▶ Data:

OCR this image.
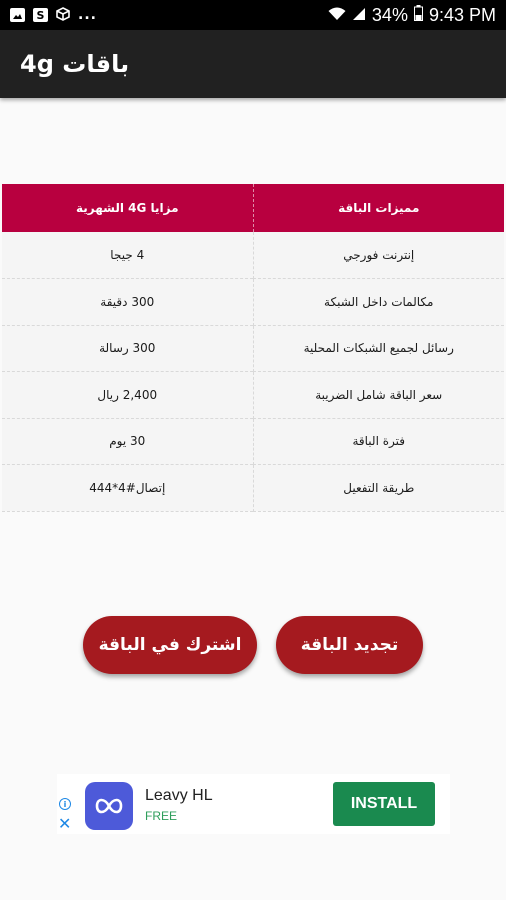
S ...	34% 9:43 PM
باقات 4g
مميزات الباقة	مزايا 4G الشهرية
إنترنت فورجي	4 جيجا
مكالمات داخل الشبكة	300 دقيقة
رسائل لجميع الشبكات المحلية	300 رسالة
سعر الباقة شامل الضريبة	2,400 ريال
فترة الباقة	30 يوم
طريقة التفعيل	إتصال#4*444
تجديد الباقة
اشترك في الباقة
i
✕
Leavy HL
FREE
INSTALL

▶ Job: Set down the lines of the records above exactly, apart from the pictures.

▶ The solution:
OCR this image.
S ...	34% 9:43 PM
باقات 4g
مميزات الباقة	مزايا 4G الشهرية
إنترنت فورجي	4 جيجا
مكالمات داخل الشبكة	300 دقيقة
رسائل لجميع الشبكات المحلية	300 رسالة
سعر الباقة شامل الضريبة	2,400 ريال
فترة الباقة	30 يوم
طريقة التفعيل	إتصال#4*444
تجديد الباقة
اشترك في الباقة
i
✕
Leavy HL
FREE
INSTALL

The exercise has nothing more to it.